* [Your instructions]
Scan the listing below. Report each line that includes "采用斜井开拓方式".

▶

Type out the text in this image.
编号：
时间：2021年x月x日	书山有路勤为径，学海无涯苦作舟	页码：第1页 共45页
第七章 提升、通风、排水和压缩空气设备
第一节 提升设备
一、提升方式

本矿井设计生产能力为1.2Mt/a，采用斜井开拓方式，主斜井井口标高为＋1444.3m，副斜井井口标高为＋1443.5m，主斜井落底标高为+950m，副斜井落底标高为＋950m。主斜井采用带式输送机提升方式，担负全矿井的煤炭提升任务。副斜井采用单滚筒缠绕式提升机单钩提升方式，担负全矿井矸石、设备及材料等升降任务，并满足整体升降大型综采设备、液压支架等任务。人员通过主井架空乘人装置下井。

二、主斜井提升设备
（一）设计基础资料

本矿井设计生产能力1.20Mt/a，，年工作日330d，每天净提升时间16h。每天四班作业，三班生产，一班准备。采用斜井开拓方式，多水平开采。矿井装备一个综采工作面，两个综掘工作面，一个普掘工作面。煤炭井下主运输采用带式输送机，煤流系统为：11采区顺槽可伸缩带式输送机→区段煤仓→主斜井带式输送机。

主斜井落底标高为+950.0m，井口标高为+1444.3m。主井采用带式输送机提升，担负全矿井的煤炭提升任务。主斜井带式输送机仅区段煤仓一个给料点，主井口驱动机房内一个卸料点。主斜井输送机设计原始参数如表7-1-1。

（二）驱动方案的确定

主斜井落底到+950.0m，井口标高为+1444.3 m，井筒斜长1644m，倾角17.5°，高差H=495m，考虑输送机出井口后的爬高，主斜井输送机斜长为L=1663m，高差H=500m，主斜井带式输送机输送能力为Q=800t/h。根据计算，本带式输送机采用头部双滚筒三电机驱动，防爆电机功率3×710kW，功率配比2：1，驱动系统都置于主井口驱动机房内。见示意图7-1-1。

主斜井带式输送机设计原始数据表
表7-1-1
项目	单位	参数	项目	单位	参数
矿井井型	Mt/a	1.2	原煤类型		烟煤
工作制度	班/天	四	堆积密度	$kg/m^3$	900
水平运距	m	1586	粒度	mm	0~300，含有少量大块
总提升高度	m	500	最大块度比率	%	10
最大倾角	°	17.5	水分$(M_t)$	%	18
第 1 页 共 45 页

◀

* [Response]
本矿井设计生产能力为1.2Mt/a，采用斜井开拓方式，主斜井井口标高为＋1444.3m，副斜井井口标高为＋1443.5m，主斜井落底标高为+950m，副斜井落底标高为＋950m。主斜井采用带式输送机提升方式，担负全矿井的煤炭提升任务。副斜井采用单滚筒缠绕式提升机单钩提升方式，担负全矿井矸石、设备及材料等升降任务，并满足整体升降大型综采设备、液压支架等任务。人员通过主井架空乘人装置下井。
本矿井设计生产能力1.20Mt/a，，年工作日330d，每天净提升时间16h。每天四班作业，三班生产，一班准备。采用斜井开拓方式，多水平开采。矿井装备一个综采工作面，两个综掘工作面，一个普掘工作面。煤炭井下主运输采用带式输送机，煤流系统为：11采区顺槽可伸缩带式输送机→区段煤仓→主斜井带式输送机。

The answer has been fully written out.